→ Requirements
Repeat all of the records verbatim.

--- START ---

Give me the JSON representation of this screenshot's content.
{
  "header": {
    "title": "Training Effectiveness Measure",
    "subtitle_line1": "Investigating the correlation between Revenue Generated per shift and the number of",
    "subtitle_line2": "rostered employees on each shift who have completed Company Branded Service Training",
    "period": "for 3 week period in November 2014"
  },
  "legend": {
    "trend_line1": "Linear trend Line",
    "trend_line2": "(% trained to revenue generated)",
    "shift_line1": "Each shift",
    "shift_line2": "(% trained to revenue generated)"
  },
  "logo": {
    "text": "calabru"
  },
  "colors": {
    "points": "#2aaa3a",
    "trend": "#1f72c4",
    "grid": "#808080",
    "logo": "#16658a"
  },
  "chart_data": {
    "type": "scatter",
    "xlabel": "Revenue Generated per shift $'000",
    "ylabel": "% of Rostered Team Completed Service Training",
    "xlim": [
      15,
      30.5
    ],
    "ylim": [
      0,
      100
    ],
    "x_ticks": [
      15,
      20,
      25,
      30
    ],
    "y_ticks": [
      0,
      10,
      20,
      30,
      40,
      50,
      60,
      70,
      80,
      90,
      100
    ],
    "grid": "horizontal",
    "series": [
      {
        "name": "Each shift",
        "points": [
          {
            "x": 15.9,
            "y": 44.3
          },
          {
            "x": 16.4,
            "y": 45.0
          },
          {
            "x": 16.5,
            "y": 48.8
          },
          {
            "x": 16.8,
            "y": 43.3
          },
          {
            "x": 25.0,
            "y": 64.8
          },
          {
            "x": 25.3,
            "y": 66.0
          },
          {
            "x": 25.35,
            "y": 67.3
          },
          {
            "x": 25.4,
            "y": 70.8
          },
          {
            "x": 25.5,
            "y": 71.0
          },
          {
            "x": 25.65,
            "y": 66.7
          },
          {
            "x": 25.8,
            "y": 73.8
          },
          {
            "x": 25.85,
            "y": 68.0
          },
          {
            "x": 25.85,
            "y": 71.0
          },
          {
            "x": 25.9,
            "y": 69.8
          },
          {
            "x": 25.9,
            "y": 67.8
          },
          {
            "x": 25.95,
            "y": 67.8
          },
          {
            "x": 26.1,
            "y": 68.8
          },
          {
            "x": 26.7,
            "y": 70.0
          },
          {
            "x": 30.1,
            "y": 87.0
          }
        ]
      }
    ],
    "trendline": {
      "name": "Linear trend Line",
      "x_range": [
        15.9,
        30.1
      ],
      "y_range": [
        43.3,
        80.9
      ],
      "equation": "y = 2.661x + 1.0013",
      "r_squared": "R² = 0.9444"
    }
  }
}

--- END ---

→ Output for this task
Give me the JSON representation of this screenshot's content.
{
  "header": {
    "title": "Training Effectiveness Measure",
    "subtitle_line1": "Investigating the correlation between Revenue Generated per shift and the number of",
    "subtitle_line2": "rostered employees on each shift who have completed Company Branded Service Training",
    "period": "for 3 week period in November 2014"
  },
  "legend": {
    "trend_line1": "Linear trend Line",
    "trend_line2": "(% trained to revenue generated)",
    "shift_line1": "Each shift",
    "shift_line2": "(% trained to revenue generated)"
  },
  "logo": {
    "text": "calabru"
  },
  "colors": {
    "points": "#2aaa3a",
    "trend": "#1f72c4",
    "grid": "#808080",
    "logo": "#16658a"
  },
  "chart_data": {
    "type": "scatter",
    "xlabel": "Revenue Generated per shift $'000",
    "ylabel": "% of Rostered Team Completed Service Training",
    "xlim": [
      15,
      30.5
    ],
    "ylim": [
      0,
      100
    ],
    "x_ticks": [
      15,
      20,
      25,
      30
    ],
    "y_ticks": [
      0,
      10,
      20,
      30,
      40,
      50,
      60,
      70,
      80,
      90,
      100
    ],
    "grid": "horizontal",
    "series": [
      {
        "name": "Each shift",
        "points": [
          {
            "x": 15.9,
            "y": 44.3
          },
          {
            "x": 16.4,
            "y": 45.0
          },
          {
            "x": 16.5,
            "y": 48.8
          },
          {
            "x": 16.8,
            "y": 43.3
          },
          {
            "x": 25.0,
            "y": 64.8
          },
          {
            "x": 25.3,
            "y": 66.0
          },
          {
            "x": 25.35,
            "y": 67.3
          },
          {
            "x": 25.4,
            "y": 70.8
          },
          {
            "x": 25.5,
            "y": 71.0
          },
          {
            "x": 25.65,
            "y": 66.7
          },
          {
            "x": 25.8,
            "y": 73.8
          },
          {
            "x": 25.85,
            "y": 68.0
          },
          {
            "x": 25.85,
            "y": 71.0
          },
          {
            "x": 25.9,
            "y": 69.8
          },
          {
            "x": 25.9,
            "y": 67.8
          },
          {
            "x": 25.95,
            "y": 67.8
          },
          {
            "x": 26.1,
            "y": 68.8
          },
          {
            "x": 26.7,
            "y": 70.0
          },
          {
            "x": 30.1,
            "y": 87.0
          }
        ]
      }
    ],
    "trendline": {
      "name": "Linear trend Line",
      "x_range": [
        15.9,
        30.1
      ],
      "y_range": [
        43.3,
        80.9
      ],
      "equation": "y = 2.661x + 1.0013",
      "r_squared": "R² = 0.9444"
    }
  }
}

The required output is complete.